> SUPPLIED DATA
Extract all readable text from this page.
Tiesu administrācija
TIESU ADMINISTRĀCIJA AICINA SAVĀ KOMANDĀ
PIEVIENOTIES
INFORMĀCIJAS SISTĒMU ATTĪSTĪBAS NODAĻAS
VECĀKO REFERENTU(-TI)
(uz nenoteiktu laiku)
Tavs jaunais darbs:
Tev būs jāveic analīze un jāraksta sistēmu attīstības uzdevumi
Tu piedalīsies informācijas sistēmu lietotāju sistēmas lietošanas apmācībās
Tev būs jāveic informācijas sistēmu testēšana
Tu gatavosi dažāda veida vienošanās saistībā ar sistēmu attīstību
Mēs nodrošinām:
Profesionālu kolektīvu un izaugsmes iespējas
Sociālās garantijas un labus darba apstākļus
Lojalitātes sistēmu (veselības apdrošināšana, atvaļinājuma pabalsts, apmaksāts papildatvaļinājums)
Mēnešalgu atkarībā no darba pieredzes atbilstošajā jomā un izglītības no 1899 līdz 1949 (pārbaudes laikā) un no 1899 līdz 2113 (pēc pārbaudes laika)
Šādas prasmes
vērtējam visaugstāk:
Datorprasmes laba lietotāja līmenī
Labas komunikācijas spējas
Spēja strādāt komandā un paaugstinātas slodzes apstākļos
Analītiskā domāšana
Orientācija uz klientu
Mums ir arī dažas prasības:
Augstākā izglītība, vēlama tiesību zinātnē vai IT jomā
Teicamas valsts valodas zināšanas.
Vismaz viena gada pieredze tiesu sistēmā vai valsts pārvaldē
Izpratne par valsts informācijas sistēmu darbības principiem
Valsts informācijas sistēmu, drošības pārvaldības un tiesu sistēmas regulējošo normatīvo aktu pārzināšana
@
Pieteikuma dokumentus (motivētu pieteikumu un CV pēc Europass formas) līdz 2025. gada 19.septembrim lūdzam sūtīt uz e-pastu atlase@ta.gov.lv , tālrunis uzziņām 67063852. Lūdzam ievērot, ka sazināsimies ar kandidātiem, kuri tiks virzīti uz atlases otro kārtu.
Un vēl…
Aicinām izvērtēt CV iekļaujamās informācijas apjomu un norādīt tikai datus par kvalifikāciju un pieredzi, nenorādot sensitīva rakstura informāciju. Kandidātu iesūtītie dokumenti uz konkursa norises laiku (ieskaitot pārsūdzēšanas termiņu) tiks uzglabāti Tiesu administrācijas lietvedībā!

> TASK INSTRUCTIONS
Give solely the number of lines in the data that contain the string "tiks".

> CORRECT RESPONSE
2